# WRITTEN PROBLEM
Set the listing down again in full, word for word, with the pictures left out.

# Collected data entries

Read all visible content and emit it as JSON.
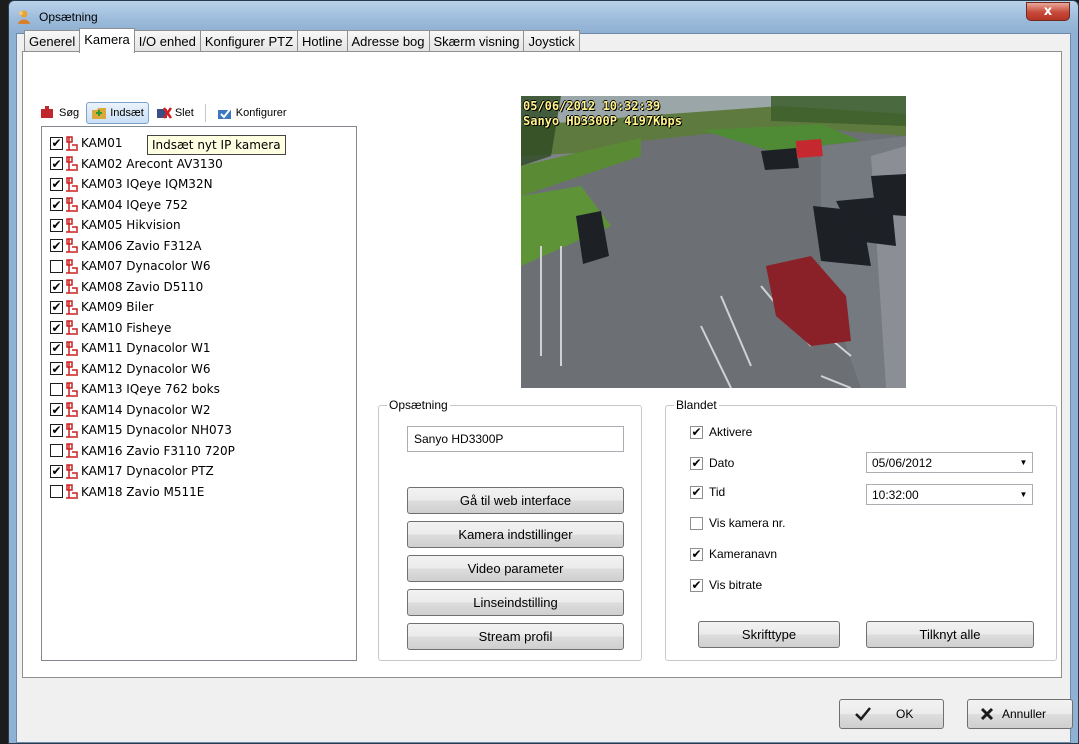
{
  "window": {
    "title": "Opsætning",
    "close_glyph": "x",
    "icon": "app-icon"
  },
  "tabs": [
    {
      "label": "Generel",
      "active": false
    },
    {
      "label": "Kamera",
      "active": true
    },
    {
      "label": "I/O enhed",
      "active": false
    },
    {
      "label": "Konfigurer PTZ",
      "active": false
    },
    {
      "label": "Hotline",
      "active": false
    },
    {
      "label": "Adresse bog",
      "active": false
    },
    {
      "label": "Skærm visning",
      "active": false
    },
    {
      "label": "Joystick",
      "active": false
    }
  ],
  "toolbar": {
    "search": {
      "label": "Søg",
      "icon": "search-camera-icon"
    },
    "insert": {
      "label": "Indsæt",
      "icon": "insert-camera-icon"
    },
    "delete": {
      "label": "Slet",
      "icon": "delete-camera-icon"
    },
    "configure": {
      "label": "Konfigurer",
      "icon": "configure-icon"
    }
  },
  "tooltip": "Indsæt nyt IP kamera",
  "cameras": [
    {
      "label": "KAM01",
      "checked": true
    },
    {
      "label": "KAM02 Arecont AV3130",
      "checked": true
    },
    {
      "label": "KAM03 IQeye IQM32N",
      "checked": true
    },
    {
      "label": "KAM04 IQeye 752",
      "checked": true
    },
    {
      "label": "KAM05 Hikvision",
      "checked": true
    },
    {
      "label": "KAM06 Zavio F312A",
      "checked": true
    },
    {
      "label": "KAM07 Dynacolor W6",
      "checked": false
    },
    {
      "label": "KAM08 Zavio D5110",
      "checked": true
    },
    {
      "label": "KAM09 Biler",
      "checked": true
    },
    {
      "label": "KAM10 Fisheye",
      "checked": true
    },
    {
      "label": "KAM11 Dynacolor W1",
      "checked": true
    },
    {
      "label": "KAM12 Dynacolor W6",
      "checked": true
    },
    {
      "label": "KAM13 IQeye 762 boks",
      "checked": false
    },
    {
      "label": "KAM14 Dynacolor W2",
      "checked": true
    },
    {
      "label": "KAM15 Dynacolor NH073",
      "checked": true
    },
    {
      "label": "KAM16 Zavio F3110 720P",
      "checked": false
    },
    {
      "label": "KAM17 Dynacolor PTZ",
      "checked": true
    },
    {
      "label": "KAM18 Zavio M511E",
      "checked": false
    }
  ],
  "preview": {
    "osd_line1": "05/06/2012 10:32:39",
    "osd_line2": "Sanyo HD3300P 4197Kbps",
    "osd_color": "#fff38a"
  },
  "setup_group": {
    "title": "Opsætning",
    "camera_name": "Sanyo HD3300P",
    "buttons": [
      "Gå til web interface",
      "Kamera indstillinger",
      "Video parameter",
      "Linseindstilling",
      "Stream profil"
    ]
  },
  "misc_group": {
    "title": "Blandet",
    "options": {
      "enable": {
        "label": "Aktivere",
        "checked": true
      },
      "date": {
        "label": "Dato",
        "checked": true
      },
      "time": {
        "label": "Tid",
        "checked": true
      },
      "cam_no": {
        "label": "Vis kamera nr.",
        "checked": false
      },
      "cam_name": {
        "label": "Kameranavn",
        "checked": true
      },
      "bitrate": {
        "label": "Vis bitrate",
        "checked": true
      }
    },
    "date_value": "05/06/2012",
    "time_value": "10:32:00",
    "font_button": "Skrifttype",
    "connect_all_button": "Tilknyt alle"
  },
  "dialog": {
    "ok": "OK",
    "cancel": "Annuller",
    "check_color": "#1a1a1a",
    "cross_color": "#1a1a1a"
  }
}
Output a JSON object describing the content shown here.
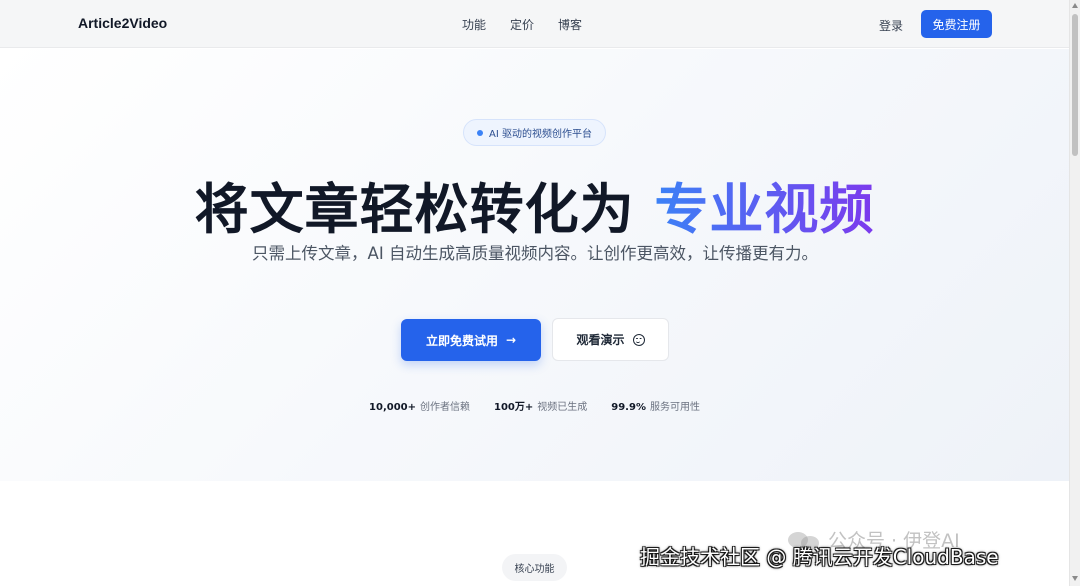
{
  "nav": {
    "brand": "Article2Video",
    "links": [
      "功能",
      "定价",
      "博客"
    ],
    "login": "登录",
    "signup": "免费注册"
  },
  "hero": {
    "badge": "AI 驱动的视频创作平台",
    "headline_main": "将文章轻松转化为 ",
    "headline_accent": "专业视频",
    "subtitle": "只需上传文章，AI 自动生成高质量视频内容。让创作更高效，让传播更有力。",
    "cta_primary": "立即免费试用",
    "cta_primary_icon": "→",
    "cta_secondary": "观看演示",
    "stats": [
      {
        "value": "10,000+",
        "label": "创作者信赖"
      },
      {
        "value": "100万+",
        "label": "视频已生成"
      },
      {
        "value": "99.9%",
        "label": "服务可用性"
      }
    ]
  },
  "features": {
    "badge": "核心功能"
  },
  "watermark": {
    "top": "公众号 · 伊登AI",
    "bottom": "掘金技术社区 @ 腾讯云开发CloudBase"
  },
  "colors": {
    "primary": "#2563eb",
    "gradient_start": "#3b82f6",
    "gradient_end": "#7c3aed"
  }
}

# EXERCISE RESPONSE
Read all visible content and emit it as JSON.
{
  "window": {
    "title": "Opsætning",
    "close_glyph": "x",
    "icon": "app-icon"
  },
  "tabs": [
    {
      "label": "Generel",
      "active": false
    },
    {
      "label": "Kamera",
      "active": true
    },
    {
      "label": "I/O enhed",
      "active": false
    },
    {
      "label": "Konfigurer PTZ",
      "active": false
    },
    {
      "label": "Hotline",
      "active": false
    },
    {
      "label": "Adresse bog",
      "active": false
    },
    {
      "label": "Skærm visning",
      "active": false
    },
    {
      "label": "Joystick",
      "active": false
    }
  ],
  "toolbar": {
    "search": {
      "label": "Søg",
      "icon": "search-camera-icon"
    },
    "insert": {
      "label": "Indsæt",
      "icon": "insert-camera-icon"
    },
    "delete": {
      "label": "Slet",
      "icon": "delete-camera-icon"
    },
    "configure": {
      "label": "Konfigurer",
      "icon": "configure-icon"
    }
  },
  "tooltip": "Indsæt nyt IP kamera",
  "cameras": [
    {
      "label": "KAM01",
      "checked": true
    },
    {
      "label": "KAM02 Arecont AV3130",
      "checked": true
    },
    {
      "label": "KAM03 IQeye IQM32N",
      "checked": true
    },
    {
      "label": "KAM04 IQeye 752",
      "checked": true
    },
    {
      "label": "KAM05 Hikvision",
      "checked": true
    },
    {
      "label": "KAM06 Zavio F312A",
      "checked": true
    },
    {
      "label": "KAM07 Dynacolor W6",
      "checked": false
    },
    {
      "label": "KAM08 Zavio D5110",
      "checked": true
    },
    {
      "label": "KAM09 Biler",
      "checked": true
    },
    {
      "label": "KAM10 Fisheye",
      "checked": true
    },
    {
      "label": "KAM11 Dynacolor W1",
      "checked": true
    },
    {
      "label": "KAM12 Dynacolor W6",
      "checked": true
    },
    {
      "label": "KAM13 IQeye 762 boks",
      "checked": false
    },
    {
      "label": "KAM14 Dynacolor W2",
      "checked": true
    },
    {
      "label": "KAM15 Dynacolor NH073",
      "checked": true
    },
    {
      "label": "KAM16 Zavio F3110 720P",
      "checked": false
    },
    {
      "label": "KAM17 Dynacolor PTZ",
      "checked": true
    },
    {
      "label": "KAM18 Zavio M511E",
      "checked": false
    }
  ],
  "preview": {
    "osd_line1": "05/06/2012 10:32:39",
    "osd_line2": "Sanyo HD3300P 4197Kbps",
    "osd_color": "#fff38a"
  },
  "setup_group": {
    "title": "Opsætning",
    "camera_name": "Sanyo HD3300P",
    "buttons": [
      "Gå til web interface",
      "Kamera indstillinger",
      "Video parameter",
      "Linseindstilling",
      "Stream profil"
    ]
  },
  "misc_group": {
    "title": "Blandet",
    "options": {
      "enable": {
        "label": "Aktivere",
        "checked": true
      },
      "date": {
        "label": "Dato",
        "checked": true
      },
      "time": {
        "label": "Tid",
        "checked": true
      },
      "cam_no": {
        "label": "Vis kamera nr.",
        "checked": false
      },
      "cam_name": {
        "label": "Kameranavn",
        "checked": true
      },
      "bitrate": {
        "label": "Vis bitrate",
        "checked": true
      }
    },
    "date_value": "05/06/2012",
    "time_value": "10:32:00",
    "font_button": "Skrifttype",
    "connect_all_button": "Tilknyt alle"
  },
  "dialog": {
    "ok": "OK",
    "cancel": "Annuller",
    "check_color": "#1a1a1a",
    "cross_color": "#1a1a1a"
  }
}
Output a JSON object describing the content shown here.
{
  "nav": {
    "brand": "Article2Video",
    "links": [
      "功能",
      "定价",
      "博客"
    ],
    "login": "登录",
    "signup": "免费注册"
  },
  "hero": {
    "badge": "AI 驱动的视频创作平台",
    "headline_main": "将文章轻松转化为 ",
    "headline_accent": "专业视频",
    "subtitle": "只需上传文章，AI 自动生成高质量视频内容。让创作更高效，让传播更有力。",
    "cta_primary": "立即免费试用",
    "cta_primary_icon": "→",
    "cta_secondary": "观看演示",
    "stats": [
      {
        "value": "10,000+",
        "label": "创作者信赖"
      },
      {
        "value": "100万+",
        "label": "视频已生成"
      },
      {
        "value": "99.9%",
        "label": "服务可用性"
      }
    ]
  },
  "features": {
    "badge": "核心功能"
  },
  "watermark": {
    "top": "公众号 · 伊登AI",
    "bottom": "掘金技术社区 @ 腾讯云开发CloudBase"
  },
  "colors": {
    "primary": "#2563eb",
    "gradient_start": "#3b82f6",
    "gradient_end": "#7c3aed"
  }
}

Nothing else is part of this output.